WHAT THE EXERCISE ASKS:
Scan the records and identify every line in which the string "name" occurs, then return those lines.

ENTRIES PROVIDED:
+++
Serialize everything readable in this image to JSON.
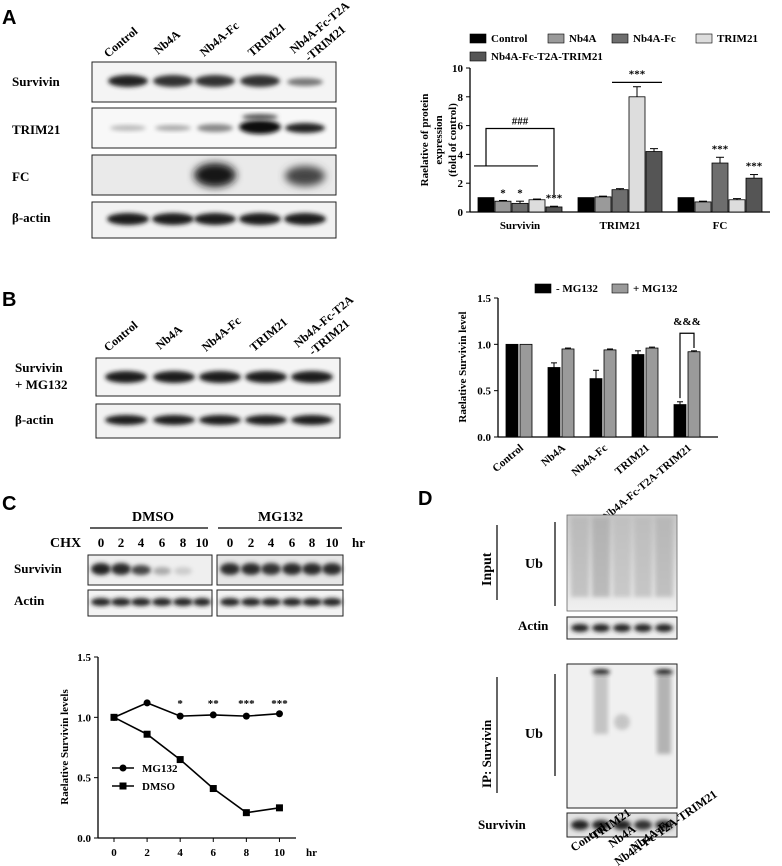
{
  "panel_labels": {
    "a": "A",
    "b": "B",
    "c": "C",
    "d": "D"
  },
  "lanes5": [
    "Control",
    "Nb4A",
    "Nb4A-Fc",
    "TRIM21",
    "Nb4A-Fc-T2A-TRIM21"
  ],
  "lane5_last_line1": "Nb4A-Fc-T2A",
  "lane5_last_line2": "-TRIM21",
  "panelA_blot_rows": [
    "Survivin",
    "TRIM21",
    "FC",
    "β-actin"
  ],
  "panelB_blot_rows": {
    "row1_line1": "Survivin",
    "row1_line2": "+ MG132",
    "row2": "β-actin"
  },
  "panelC": {
    "group1": "DMSO",
    "group2": "MG132",
    "cond_label": "CHX",
    "unit": "hr",
    "timepoints": [
      "0",
      "2",
      "4",
      "6",
      "8",
      "10"
    ],
    "rows": [
      "Survivin",
      "Actin"
    ]
  },
  "panelD": {
    "input_label": "Input",
    "ip_label": "IP: Survivin",
    "ub_label": "Ub",
    "actin_label": "Actin",
    "survivin_label": "Survivin"
  },
  "chart_data": [
    {
      "type": "bar",
      "ylabel_lines": [
        "Raelative of protein",
        "expression",
        "(fold of control)"
      ],
      "categories": [
        "Survivin",
        "TRIM21",
        "FC"
      ],
      "ylim": [
        0,
        10
      ],
      "yticks": [
        "0",
        "2",
        "4",
        "6",
        "8",
        "10"
      ],
      "legend": "top",
      "series": [
        {
          "name": "Control",
          "color": "#000000",
          "values": [
            1.0,
            1.0,
            1.0
          ],
          "err": [
            0,
            0,
            0
          ]
        },
        {
          "name": "Nb4A",
          "color": "#9a9a9a",
          "values": [
            0.75,
            1.05,
            0.7
          ],
          "err": [
            0.05,
            0.05,
            0.05
          ]
        },
        {
          "name": "Nb4A-Fc",
          "color": "#6e6e6e",
          "values": [
            0.6,
            1.55,
            3.4
          ],
          "err": [
            0.15,
            0.07,
            0.4
          ]
        },
        {
          "name": "TRIM21",
          "color": "#dddddd",
          "values": [
            0.85,
            8.0,
            0.85
          ],
          "err": [
            0.05,
            0.7,
            0.08
          ]
        },
        {
          "name": "Nb4A-Fc-T2A-TRIM21",
          "color": "#555555",
          "values": [
            0.35,
            4.2,
            2.35
          ],
          "err": [
            0.05,
            0.2,
            0.25
          ]
        }
      ],
      "annotations": [
        "*",
        "*",
        "***",
        "###",
        "***",
        "***",
        "***"
      ]
    },
    {
      "type": "bar",
      "ylabel": "Raelative Survivin level",
      "categories": [
        "Control",
        "Nb4A",
        "Nb4A-Fc",
        "TRIM21",
        "Nb4A-Fc-T2A-TRIM21"
      ],
      "ylim": [
        0,
        1.5
      ],
      "yticks": [
        "0.0",
        "0.5",
        "1.0",
        "1.5"
      ],
      "legend": "top",
      "series": [
        {
          "name": "- MG132",
          "color": "#000000",
          "values": [
            1.0,
            0.75,
            0.63,
            0.89,
            0.35
          ],
          "err": [
            0,
            0.05,
            0.09,
            0.04,
            0.03
          ]
        },
        {
          "name": "+ MG132",
          "color": "#9a9a9a",
          "values": [
            1.0,
            0.95,
            0.94,
            0.96,
            0.92
          ],
          "err": [
            0,
            0.01,
            0.01,
            0.01,
            0.01
          ]
        }
      ],
      "annotations": [
        "&&&"
      ]
    },
    {
      "type": "line",
      "ylabel": "Raelative Survivin levels",
      "xlabel": "hr",
      "x": [
        0,
        2,
        4,
        6,
        8,
        10
      ],
      "xticks": [
        "0",
        "2",
        "4",
        "6",
        "8",
        "10"
      ],
      "ylim": [
        0,
        1.5
      ],
      "yticks": [
        "0.0",
        "0.5",
        "1.0",
        "1.5"
      ],
      "legend": "bottom-left",
      "series": [
        {
          "name": "MG132",
          "marker": "circle",
          "values": [
            1.0,
            1.12,
            1.01,
            1.02,
            1.01,
            1.03
          ]
        },
        {
          "name": "DMSO",
          "marker": "square",
          "values": [
            1.0,
            0.86,
            0.65,
            0.41,
            0.21,
            0.25
          ]
        }
      ],
      "annotations": [
        "*",
        "**",
        "***",
        "***"
      ]
    }
  ]
}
+++
TASK RESULT:
          "name": "Control",
          "name": "Nb4A",
          "name": "Nb4A-Fc",
          "name": "TRIM21",
          "name": "Nb4A-Fc-T2A-TRIM21",
          "name": "- MG132",
          "name": "+ MG132",
          "name": "MG132",
          "name": "DMSO",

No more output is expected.